• [Exercise instructions]: Each entry in the listing below should be restated word for word.

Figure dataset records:
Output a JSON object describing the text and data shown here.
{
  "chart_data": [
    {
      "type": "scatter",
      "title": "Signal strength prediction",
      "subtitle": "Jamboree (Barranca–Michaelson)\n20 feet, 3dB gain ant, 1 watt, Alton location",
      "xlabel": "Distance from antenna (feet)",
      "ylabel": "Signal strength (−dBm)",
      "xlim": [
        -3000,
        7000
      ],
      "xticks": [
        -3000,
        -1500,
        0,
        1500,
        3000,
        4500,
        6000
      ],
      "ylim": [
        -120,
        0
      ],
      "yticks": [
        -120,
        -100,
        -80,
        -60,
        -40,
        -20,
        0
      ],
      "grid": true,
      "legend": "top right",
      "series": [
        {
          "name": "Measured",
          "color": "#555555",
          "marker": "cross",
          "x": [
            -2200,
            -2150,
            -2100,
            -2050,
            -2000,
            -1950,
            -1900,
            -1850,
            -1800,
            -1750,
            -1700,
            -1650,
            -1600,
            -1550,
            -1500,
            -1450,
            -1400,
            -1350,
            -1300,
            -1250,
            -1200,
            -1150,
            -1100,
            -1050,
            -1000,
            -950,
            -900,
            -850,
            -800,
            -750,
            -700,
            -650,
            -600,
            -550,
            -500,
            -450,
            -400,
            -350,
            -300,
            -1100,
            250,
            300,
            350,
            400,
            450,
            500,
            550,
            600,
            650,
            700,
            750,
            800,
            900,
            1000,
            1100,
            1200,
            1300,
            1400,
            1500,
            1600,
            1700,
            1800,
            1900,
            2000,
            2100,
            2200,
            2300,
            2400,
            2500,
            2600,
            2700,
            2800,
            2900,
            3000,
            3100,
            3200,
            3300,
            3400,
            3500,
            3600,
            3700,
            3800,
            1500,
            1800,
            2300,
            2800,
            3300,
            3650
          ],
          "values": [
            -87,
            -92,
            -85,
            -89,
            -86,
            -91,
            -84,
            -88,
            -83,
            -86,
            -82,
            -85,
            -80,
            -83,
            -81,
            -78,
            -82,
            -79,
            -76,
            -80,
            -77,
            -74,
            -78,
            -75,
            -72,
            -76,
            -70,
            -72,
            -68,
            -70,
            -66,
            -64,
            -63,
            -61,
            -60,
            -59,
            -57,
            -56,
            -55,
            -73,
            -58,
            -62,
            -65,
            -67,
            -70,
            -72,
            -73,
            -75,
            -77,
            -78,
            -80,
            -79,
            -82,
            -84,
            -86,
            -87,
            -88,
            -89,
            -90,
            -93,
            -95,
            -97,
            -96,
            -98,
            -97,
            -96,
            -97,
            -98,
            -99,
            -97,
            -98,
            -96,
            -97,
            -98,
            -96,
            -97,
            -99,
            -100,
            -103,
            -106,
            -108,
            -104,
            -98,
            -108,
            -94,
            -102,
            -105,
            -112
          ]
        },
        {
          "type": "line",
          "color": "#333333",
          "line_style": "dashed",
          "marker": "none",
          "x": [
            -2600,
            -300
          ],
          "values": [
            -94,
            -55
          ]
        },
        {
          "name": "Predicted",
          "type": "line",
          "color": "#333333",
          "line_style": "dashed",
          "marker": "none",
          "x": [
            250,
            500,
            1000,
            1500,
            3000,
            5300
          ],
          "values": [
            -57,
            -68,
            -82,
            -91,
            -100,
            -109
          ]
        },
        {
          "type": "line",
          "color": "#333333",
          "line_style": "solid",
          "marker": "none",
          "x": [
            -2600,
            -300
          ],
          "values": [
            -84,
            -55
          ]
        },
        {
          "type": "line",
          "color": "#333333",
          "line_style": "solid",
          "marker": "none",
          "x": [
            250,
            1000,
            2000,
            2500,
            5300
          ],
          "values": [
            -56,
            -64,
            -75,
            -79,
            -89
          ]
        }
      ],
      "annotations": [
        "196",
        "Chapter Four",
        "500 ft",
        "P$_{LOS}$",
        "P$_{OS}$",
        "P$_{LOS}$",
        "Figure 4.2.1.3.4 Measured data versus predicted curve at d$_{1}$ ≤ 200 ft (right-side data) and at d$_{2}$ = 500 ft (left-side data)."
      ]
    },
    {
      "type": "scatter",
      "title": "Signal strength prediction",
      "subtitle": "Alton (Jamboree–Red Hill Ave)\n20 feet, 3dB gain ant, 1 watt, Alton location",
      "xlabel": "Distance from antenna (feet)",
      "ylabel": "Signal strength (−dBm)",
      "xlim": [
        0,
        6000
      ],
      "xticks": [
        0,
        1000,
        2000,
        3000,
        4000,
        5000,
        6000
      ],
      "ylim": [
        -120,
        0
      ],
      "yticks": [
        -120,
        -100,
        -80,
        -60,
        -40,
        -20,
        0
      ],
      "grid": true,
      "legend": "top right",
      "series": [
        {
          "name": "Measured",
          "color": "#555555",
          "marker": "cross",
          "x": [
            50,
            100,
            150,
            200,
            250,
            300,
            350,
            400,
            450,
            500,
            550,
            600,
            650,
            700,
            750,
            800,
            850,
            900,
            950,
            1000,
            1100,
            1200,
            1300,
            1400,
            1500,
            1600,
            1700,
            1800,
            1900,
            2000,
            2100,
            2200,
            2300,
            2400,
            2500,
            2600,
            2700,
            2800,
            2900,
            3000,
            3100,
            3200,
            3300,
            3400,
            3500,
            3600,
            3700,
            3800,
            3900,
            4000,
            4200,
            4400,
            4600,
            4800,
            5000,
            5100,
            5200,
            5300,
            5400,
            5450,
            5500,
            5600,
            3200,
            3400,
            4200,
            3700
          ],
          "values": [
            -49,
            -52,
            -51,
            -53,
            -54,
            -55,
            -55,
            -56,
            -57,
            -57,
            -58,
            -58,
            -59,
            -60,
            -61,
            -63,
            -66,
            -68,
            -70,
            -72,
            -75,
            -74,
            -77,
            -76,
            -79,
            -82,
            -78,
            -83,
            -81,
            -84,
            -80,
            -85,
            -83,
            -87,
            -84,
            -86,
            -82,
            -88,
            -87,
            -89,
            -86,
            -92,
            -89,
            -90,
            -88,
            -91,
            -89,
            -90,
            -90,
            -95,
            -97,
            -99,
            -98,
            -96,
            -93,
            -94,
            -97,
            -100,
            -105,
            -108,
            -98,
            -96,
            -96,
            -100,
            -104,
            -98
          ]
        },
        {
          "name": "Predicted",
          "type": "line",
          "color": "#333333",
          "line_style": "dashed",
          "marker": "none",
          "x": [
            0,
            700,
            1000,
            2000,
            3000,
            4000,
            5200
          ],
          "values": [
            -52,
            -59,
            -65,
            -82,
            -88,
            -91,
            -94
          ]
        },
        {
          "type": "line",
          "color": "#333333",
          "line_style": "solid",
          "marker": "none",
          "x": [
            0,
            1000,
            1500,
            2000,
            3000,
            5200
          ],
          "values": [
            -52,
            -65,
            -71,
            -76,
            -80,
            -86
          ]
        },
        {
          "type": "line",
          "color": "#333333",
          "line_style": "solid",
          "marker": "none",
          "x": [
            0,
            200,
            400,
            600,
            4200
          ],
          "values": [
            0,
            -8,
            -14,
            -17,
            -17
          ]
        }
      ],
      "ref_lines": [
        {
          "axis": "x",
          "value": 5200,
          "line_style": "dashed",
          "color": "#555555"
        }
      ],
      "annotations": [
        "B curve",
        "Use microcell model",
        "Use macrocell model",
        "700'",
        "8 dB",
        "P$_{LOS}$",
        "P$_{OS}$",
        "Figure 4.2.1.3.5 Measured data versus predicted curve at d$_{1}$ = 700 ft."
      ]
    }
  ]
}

• [Result of the exercise]:
Output a JSON object describing the text and data shown here.
{
  "chart_data": [
    {
      "type": "scatter",
      "title": "Signal strength prediction",
      "subtitle": "Jamboree (Barranca–Michaelson)\n20 feet, 3dB gain ant, 1 watt, Alton location",
      "xlabel": "Distance from antenna (feet)",
      "ylabel": "Signal strength (−dBm)",
      "xlim": [
        -3000,
        7000
      ],
      "xticks": [
        -3000,
        -1500,
        0,
        1500,
        3000,
        4500,
        6000
      ],
      "ylim": [
        -120,
        0
      ],
      "yticks": [
        -120,
        -100,
        -80,
        -60,
        -40,
        -20,
        0
      ],
      "grid": true,
      "legend": "top right",
      "series": [
        {
          "name": "Measured",
          "color": "#555555",
          "marker": "cross",
          "x": [
            -2200,
            -2150,
            -2100,
            -2050,
            -2000,
            -1950,
            -1900,
            -1850,
            -1800,
            -1750,
            -1700,
            -1650,
            -1600,
            -1550,
            -1500,
            -1450,
            -1400,
            -1350,
            -1300,
            -1250,
            -1200,
            -1150,
            -1100,
            -1050,
            -1000,
            -950,
            -900,
            -850,
            -800,
            -750,
            -700,
            -650,
            -600,
            -550,
            -500,
            -450,
            -400,
            -350,
            -300,
            -1100,
            250,
            300,
            350,
            400,
            450,
            500,
            550,
            600,
            650,
            700,
            750,
            800,
            900,
            1000,
            1100,
            1200,
            1300,
            1400,
            1500,
            1600,
            1700,
            1800,
            1900,
            2000,
            2100,
            2200,
            2300,
            2400,
            2500,
            2600,
            2700,
            2800,
            2900,
            3000,
            3100,
            3200,
            3300,
            3400,
            3500,
            3600,
            3700,
            3800,
            1500,
            1800,
            2300,
            2800,
            3300,
            3650
          ],
          "values": [
            -87,
            -92,
            -85,
            -89,
            -86,
            -91,
            -84,
            -88,
            -83,
            -86,
            -82,
            -85,
            -80,
            -83,
            -81,
            -78,
            -82,
            -79,
            -76,
            -80,
            -77,
            -74,
            -78,
            -75,
            -72,
            -76,
            -70,
            -72,
            -68,
            -70,
            -66,
            -64,
            -63,
            -61,
            -60,
            -59,
            -57,
            -56,
            -55,
            -73,
            -58,
            -62,
            -65,
            -67,
            -70,
            -72,
            -73,
            -75,
            -77,
            -78,
            -80,
            -79,
            -82,
            -84,
            -86,
            -87,
            -88,
            -89,
            -90,
            -93,
            -95,
            -97,
            -96,
            -98,
            -97,
            -96,
            -97,
            -98,
            -99,
            -97,
            -98,
            -96,
            -97,
            -98,
            -96,
            -97,
            -99,
            -100,
            -103,
            -106,
            -108,
            -104,
            -98,
            -108,
            -94,
            -102,
            -105,
            -112
          ]
        },
        {
          "type": "line",
          "color": "#333333",
          "line_style": "dashed",
          "marker": "none",
          "x": [
            -2600,
            -300
          ],
          "values": [
            -94,
            -55
          ]
        },
        {
          "name": "Predicted",
          "type": "line",
          "color": "#333333",
          "line_style": "dashed",
          "marker": "none",
          "x": [
            250,
            500,
            1000,
            1500,
            3000,
            5300
          ],
          "values": [
            -57,
            -68,
            -82,
            -91,
            -100,
            -109
          ]
        },
        {
          "type": "line",
          "color": "#333333",
          "line_style": "solid",
          "marker": "none",
          "x": [
            -2600,
            -300
          ],
          "values": [
            -84,
            -55
          ]
        },
        {
          "type": "line",
          "color": "#333333",
          "line_style": "solid",
          "marker": "none",
          "x": [
            250,
            1000,
            2000,
            2500,
            5300
          ],
          "values": [
            -56,
            -64,
            -75,
            -79,
            -89
          ]
        }
      ],
      "annotations": [
        "196",
        "Chapter Four",
        "500 ft",
        "P$_{LOS}$",
        "P$_{OS}$",
        "P$_{LOS}$",
        "Figure 4.2.1.3.4 Measured data versus predicted curve at d$_{1}$ ≤ 200 ft (right-side data) and at d$_{2}$ = 500 ft (left-side data)."
      ]
    },
    {
      "type": "scatter",
      "title": "Signal strength prediction",
      "subtitle": "Alton (Jamboree–Red Hill Ave)\n20 feet, 3dB gain ant, 1 watt, Alton location",
      "xlabel": "Distance from antenna (feet)",
      "ylabel": "Signal strength (−dBm)",
      "xlim": [
        0,
        6000
      ],
      "xticks": [
        0,
        1000,
        2000,
        3000,
        4000,
        5000,
        6000
      ],
      "ylim": [
        -120,
        0
      ],
      "yticks": [
        -120,
        -100,
        -80,
        -60,
        -40,
        -20,
        0
      ],
      "grid": true,
      "legend": "top right",
      "series": [
        {
          "name": "Measured",
          "color": "#555555",
          "marker": "cross",
          "x": [
            50,
            100,
            150,
            200,
            250,
            300,
            350,
            400,
            450,
            500,
            550,
            600,
            650,
            700,
            750,
            800,
            850,
            900,
            950,
            1000,
            1100,
            1200,
            1300,
            1400,
            1500,
            1600,
            1700,
            1800,
            1900,
            2000,
            2100,
            2200,
            2300,
            2400,
            2500,
            2600,
            2700,
            2800,
            2900,
            3000,
            3100,
            3200,
            3300,
            3400,
            3500,
            3600,
            3700,
            3800,
            3900,
            4000,
            4200,
            4400,
            4600,
            4800,
            5000,
            5100,
            5200,
            5300,
            5400,
            5450,
            5500,
            5600,
            3200,
            3400,
            4200,
            3700
          ],
          "values": [
            -49,
            -52,
            -51,
            -53,
            -54,
            -55,
            -55,
            -56,
            -57,
            -57,
            -58,
            -58,
            -59,
            -60,
            -61,
            -63,
            -66,
            -68,
            -70,
            -72,
            -75,
            -74,
            -77,
            -76,
            -79,
            -82,
            -78,
            -83,
            -81,
            -84,
            -80,
            -85,
            -83,
            -87,
            -84,
            -86,
            -82,
            -88,
            -87,
            -89,
            -86,
            -92,
            -89,
            -90,
            -88,
            -91,
            -89,
            -90,
            -90,
            -95,
            -97,
            -99,
            -98,
            -96,
            -93,
            -94,
            -97,
            -100,
            -105,
            -108,
            -98,
            -96,
            -96,
            -100,
            -104,
            -98
          ]
        },
        {
          "name": "Predicted",
          "type": "line",
          "color": "#333333",
          "line_style": "dashed",
          "marker": "none",
          "x": [
            0,
            700,
            1000,
            2000,
            3000,
            4000,
            5200
          ],
          "values": [
            -52,
            -59,
            -65,
            -82,
            -88,
            -91,
            -94
          ]
        },
        {
          "type": "line",
          "color": "#333333",
          "line_style": "solid",
          "marker": "none",
          "x": [
            0,
            1000,
            1500,
            2000,
            3000,
            5200
          ],
          "values": [
            -52,
            -65,
            -71,
            -76,
            -80,
            -86
          ]
        },
        {
          "type": "line",
          "color": "#333333",
          "line_style": "solid",
          "marker": "none",
          "x": [
            0,
            200,
            400,
            600,
            4200
          ],
          "values": [
            0,
            -8,
            -14,
            -17,
            -17
          ]
        }
      ],
      "ref_lines": [
        {
          "axis": "x",
          "value": 5200,
          "line_style": "dashed",
          "color": "#555555"
        }
      ],
      "annotations": [
        "B curve",
        "Use microcell model",
        "Use macrocell model",
        "700'",
        "8 dB",
        "P$_{LOS}$",
        "P$_{OS}$",
        "Figure 4.2.1.3.5 Measured data versus predicted curve at d$_{1}$ = 700 ft."
      ]
    }
  ]
}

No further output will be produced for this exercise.